» **Dokumentabschnitt**:
Der vom Kläger behauptete Mangel, nämlich das Eindringen von Zigarettenrauch in dem von ihm substantiiert dargelegten Umfang, steht nach alledem zur Überzeugung des Gerichts fest.

Dem Gegenbeweisangebot der Beklagten, der Einholung eines Sachverständigengutachtens, war nicht nachzugehen. Denn bei den hier streitigen Tatsachen handelt es sich um von jedermann wahrnehmbare Umstände, nicht um Schlussfolgerungen aus solchen Wahrnehmungen, die nur ein Fachmann für ein bestimmtes Gebiet gutachterlich treffen könnte; insbesondere geht es hier nicht um die Überschreitung bestimmter festgelegter Grenzwerte.

Gerichtet ist der Anspruch auf Mängelbeseitigung inhaltlich grundsätzlich nicht auf eine ganz konkrete Maßnahme, da dem Vermieter bei der Mängelbeseitigung ein Ausführungsspielraum zusteht (Schmidt-Futterer, Mietrecht, 16. Aufl. 2024, § 535 Rn. 770). Zu nennen ist unter konkreter Beschreibung der Gebrauchsstörung nur das Maßnahmeziel. Dies ist hier mit dem zuletzt formulierten Antrag und in dieser Form hinreichend konkret erfolgt (vgl. etwa OLG Dresden, Urt. v. 10.2.2009 – 5 U 1336/08, BeckRS 2009, 11130, beck-online).

Es war zudem festzustellen, dass die Miete für die vom Kläger angemietete Wohnung gem. § 536 Abs. 1 S. 2 BGB um 20 % gemindert ist.

Gemäß § 536 Abs. 1 S. 2 BGB hat der Mieter, wenn bezüglich der Mietsache ein Mangel entsteht, der die Tauglichkeit der Mietsache zum vertragsgemäßen Gebrauch mindert, nur eine angemessen herabgesetzte Miete zu entrichten.

» **Erfasste Daten**:

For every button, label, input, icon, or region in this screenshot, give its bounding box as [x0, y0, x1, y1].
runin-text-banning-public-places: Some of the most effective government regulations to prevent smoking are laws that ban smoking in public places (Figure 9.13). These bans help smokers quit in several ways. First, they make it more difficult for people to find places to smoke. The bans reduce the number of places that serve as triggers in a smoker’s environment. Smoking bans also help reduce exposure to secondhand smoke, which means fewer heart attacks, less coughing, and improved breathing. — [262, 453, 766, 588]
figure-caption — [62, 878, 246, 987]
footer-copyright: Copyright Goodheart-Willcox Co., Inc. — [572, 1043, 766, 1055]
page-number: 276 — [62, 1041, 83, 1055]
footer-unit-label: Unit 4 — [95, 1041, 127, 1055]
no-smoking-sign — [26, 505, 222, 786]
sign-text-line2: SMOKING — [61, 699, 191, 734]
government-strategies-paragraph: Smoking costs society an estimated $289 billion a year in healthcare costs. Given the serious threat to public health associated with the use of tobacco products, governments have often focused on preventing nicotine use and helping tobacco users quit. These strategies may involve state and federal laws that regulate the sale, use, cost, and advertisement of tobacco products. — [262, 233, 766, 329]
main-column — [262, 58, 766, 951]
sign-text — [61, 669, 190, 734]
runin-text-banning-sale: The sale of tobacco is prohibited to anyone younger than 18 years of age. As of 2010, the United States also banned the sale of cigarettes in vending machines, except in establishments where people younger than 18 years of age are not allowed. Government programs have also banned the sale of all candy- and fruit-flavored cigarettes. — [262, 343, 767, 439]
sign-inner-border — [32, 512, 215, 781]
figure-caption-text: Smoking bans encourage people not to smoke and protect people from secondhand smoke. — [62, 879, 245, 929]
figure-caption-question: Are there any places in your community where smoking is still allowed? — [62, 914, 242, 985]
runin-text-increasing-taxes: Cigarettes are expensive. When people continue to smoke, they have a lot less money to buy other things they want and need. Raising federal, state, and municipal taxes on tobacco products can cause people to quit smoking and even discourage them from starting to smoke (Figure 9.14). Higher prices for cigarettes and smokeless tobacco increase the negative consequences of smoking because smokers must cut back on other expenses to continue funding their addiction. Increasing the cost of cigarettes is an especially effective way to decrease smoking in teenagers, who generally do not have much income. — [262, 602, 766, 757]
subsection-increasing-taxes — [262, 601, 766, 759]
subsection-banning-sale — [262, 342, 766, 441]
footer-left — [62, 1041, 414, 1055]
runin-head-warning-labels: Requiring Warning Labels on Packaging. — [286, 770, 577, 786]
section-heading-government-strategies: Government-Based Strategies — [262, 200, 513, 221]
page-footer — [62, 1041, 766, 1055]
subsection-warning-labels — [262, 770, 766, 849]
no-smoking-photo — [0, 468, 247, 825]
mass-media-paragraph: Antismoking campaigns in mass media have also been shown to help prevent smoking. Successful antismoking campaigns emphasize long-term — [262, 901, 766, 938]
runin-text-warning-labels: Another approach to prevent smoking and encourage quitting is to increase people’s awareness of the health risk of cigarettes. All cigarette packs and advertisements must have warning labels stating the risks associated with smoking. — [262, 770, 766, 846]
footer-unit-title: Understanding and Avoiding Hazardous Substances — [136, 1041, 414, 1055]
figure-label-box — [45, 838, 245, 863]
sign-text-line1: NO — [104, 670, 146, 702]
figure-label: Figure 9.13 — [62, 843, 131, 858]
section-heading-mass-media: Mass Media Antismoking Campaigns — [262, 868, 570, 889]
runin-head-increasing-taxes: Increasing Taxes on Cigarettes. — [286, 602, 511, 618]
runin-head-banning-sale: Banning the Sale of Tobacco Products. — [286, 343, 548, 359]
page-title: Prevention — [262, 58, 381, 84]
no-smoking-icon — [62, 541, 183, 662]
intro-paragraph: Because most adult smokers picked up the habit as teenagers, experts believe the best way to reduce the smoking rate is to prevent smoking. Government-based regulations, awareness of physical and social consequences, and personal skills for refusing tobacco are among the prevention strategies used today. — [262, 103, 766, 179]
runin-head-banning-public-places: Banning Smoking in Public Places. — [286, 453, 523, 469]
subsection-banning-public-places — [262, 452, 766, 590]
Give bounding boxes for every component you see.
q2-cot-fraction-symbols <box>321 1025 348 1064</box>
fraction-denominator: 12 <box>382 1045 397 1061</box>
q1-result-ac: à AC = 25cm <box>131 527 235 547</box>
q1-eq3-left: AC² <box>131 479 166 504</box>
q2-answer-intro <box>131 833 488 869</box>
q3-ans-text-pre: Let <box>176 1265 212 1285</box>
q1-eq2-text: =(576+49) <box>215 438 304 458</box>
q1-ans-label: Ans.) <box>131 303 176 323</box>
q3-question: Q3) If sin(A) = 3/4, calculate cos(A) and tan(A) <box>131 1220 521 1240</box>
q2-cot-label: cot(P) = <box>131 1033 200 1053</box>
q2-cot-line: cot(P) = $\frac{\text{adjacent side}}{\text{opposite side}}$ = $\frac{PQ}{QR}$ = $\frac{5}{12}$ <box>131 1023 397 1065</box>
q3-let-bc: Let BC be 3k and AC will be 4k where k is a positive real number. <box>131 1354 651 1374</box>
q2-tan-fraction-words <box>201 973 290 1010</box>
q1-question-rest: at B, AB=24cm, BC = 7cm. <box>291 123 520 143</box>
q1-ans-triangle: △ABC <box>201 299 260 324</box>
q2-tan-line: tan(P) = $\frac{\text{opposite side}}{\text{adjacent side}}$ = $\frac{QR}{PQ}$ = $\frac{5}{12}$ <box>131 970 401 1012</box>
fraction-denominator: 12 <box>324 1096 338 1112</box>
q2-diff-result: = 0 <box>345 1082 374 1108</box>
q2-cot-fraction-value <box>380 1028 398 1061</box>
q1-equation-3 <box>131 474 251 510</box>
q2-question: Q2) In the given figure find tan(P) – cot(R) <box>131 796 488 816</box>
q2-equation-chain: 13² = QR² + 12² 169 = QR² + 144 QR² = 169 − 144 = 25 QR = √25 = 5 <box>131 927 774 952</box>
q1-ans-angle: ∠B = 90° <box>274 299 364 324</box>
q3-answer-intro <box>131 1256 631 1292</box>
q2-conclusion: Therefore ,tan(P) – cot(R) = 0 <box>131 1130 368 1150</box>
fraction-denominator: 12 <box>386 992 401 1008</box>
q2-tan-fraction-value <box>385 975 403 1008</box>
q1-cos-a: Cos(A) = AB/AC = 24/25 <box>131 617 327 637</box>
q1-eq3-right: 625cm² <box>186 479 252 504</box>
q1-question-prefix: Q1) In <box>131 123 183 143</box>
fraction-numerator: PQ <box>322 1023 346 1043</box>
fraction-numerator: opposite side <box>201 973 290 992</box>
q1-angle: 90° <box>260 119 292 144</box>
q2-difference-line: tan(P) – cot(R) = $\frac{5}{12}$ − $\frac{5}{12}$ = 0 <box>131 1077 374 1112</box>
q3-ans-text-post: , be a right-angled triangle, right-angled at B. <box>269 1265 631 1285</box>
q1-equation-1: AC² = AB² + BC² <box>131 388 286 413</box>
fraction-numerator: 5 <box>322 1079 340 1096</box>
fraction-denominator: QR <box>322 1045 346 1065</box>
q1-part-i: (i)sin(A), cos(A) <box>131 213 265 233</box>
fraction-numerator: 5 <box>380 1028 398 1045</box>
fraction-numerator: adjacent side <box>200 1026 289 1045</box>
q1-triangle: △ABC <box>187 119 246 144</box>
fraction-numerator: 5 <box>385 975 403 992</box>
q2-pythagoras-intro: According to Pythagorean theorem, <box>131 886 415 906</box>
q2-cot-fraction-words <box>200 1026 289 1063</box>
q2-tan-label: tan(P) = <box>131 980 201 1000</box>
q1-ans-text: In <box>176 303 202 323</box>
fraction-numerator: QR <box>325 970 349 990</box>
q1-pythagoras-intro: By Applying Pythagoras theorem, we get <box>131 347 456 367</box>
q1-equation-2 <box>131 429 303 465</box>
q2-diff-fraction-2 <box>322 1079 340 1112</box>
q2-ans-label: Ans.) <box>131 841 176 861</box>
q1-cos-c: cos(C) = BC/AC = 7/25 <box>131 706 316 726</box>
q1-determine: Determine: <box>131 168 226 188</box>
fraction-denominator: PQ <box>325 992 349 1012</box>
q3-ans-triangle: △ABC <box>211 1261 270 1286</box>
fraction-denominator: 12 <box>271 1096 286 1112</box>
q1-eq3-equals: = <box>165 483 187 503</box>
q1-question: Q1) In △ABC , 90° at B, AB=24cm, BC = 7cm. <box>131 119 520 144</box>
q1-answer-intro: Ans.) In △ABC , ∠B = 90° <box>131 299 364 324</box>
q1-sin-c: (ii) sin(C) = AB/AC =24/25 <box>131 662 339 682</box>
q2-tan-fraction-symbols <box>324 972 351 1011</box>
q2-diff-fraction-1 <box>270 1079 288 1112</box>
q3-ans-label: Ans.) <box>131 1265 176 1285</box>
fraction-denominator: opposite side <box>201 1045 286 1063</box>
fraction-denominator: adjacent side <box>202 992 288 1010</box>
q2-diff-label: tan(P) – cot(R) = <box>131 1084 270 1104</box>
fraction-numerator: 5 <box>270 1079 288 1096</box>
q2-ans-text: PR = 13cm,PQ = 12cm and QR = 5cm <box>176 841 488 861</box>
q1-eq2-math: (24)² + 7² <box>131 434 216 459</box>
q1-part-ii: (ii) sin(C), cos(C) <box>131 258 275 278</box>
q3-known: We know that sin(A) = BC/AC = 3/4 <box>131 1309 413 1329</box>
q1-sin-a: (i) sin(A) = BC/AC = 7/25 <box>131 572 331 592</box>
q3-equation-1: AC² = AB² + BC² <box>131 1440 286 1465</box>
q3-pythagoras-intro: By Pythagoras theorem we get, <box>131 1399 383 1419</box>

» **Aufgabe**:
Führen Sie den Urteilsauszug zur Mietminderung wegen eindringenden Zigarettenrauchs im Anschluss an seinen letzten Satz fort.

» **Lösung**:
Der in die Wohnung des Klägers eindringende Zigarettenrauch stellt einen solchen Mietmangel dar, s. o. Er rechtfertigt eine Minderung in Höhe von 20 %.

Welche Herabsetzung der Miete angemessen ist, richtet sich stets nach den Umständen des Einzelfalls, in erster Linie nach der Schwere des Mangels, dem Grad und der Dauer der Tauglichkeitsminderung, dem Absinken auf den Mindeststandard bzw. dessen Unterschreiten und der dadurch bewirkten Beeinträchtigung der Gebrauchstauglichkeit der Mietsache (BeckOK BGB/Wiederhold, 69. Ed. 1.2.2024, BGB § 536 Rn. 127 m. w. N.).

Vorliegend ist auf der einen Seite zu berücksichtigen, dass durch das Rauchen des Herrn xxx in seiner Wohnung über den ganzen Tagesverlauf hinweg und das konstante Lüften von dort die klägerische Wohnung dauerhaft den Emissionen ausgesetzt ist und der Rauch immer eindringt, sobald ein Fenster – oder auch die Haustür zum Hausflur hin – geöffnet wird; auch ist der Balkon der Wohnung ständigem Zigarettenrauch ausgesetzt. Ebenfalls ist zu berücksichtigen, dass Zigarettenrauch von Nichtrauchern nicht nur als unangenehm empfunden wird, sondern auch gesundheitsschädigend oder zumindest –gefährdend ist und der Kläger als Allergiker in besonderem Maße betroffen ist. Andererseits ist aber zu berücksichtigen, dass das Leben in Mehrparteienhäusern und in Großstädten das allgemeine Lebensrisiko mit sich bringt, dauerhaft als belastend empfundenen Gerüchen ausgesetzt zu sein. Insoweit ist unter Berücksichtigung aller genannten Umstände eine Minderungsquote von 20 % als angemessen zu erachten.

Es war schließlich auch das Bestehen des geltend gemachten Zurückbehaltungsrechts aus § 320 BGB festzustellen. Nach dieser Vorschrift kann derjenige, der aus einem gegenseitigen Vertrag verpflichtet ist, die ihm obliegende Leistung bis zur Bewirkung der Gegenleistung verweigern. Unbeschadet seiner Minderungsbefugnis hat ein Mieter, wie hier auch geltend gemacht, zusätzlich einen Erfüllungsanspruch auf Beseitigung eines Mangels aus § 535 Abs. 1 S. 2 BGB. Bis dieser Anspruch erfüllt ist, kann der Mieter – zeitlich begrenzt – die Mietzahlung zurückhalten, um den Vermieter zur Erfüllung seiner Vertragspflichten anzuhalten (BeckOK BGB/Wiederhold, 69. Ed. 1.2.2024, BGB § 536 Rn. 136).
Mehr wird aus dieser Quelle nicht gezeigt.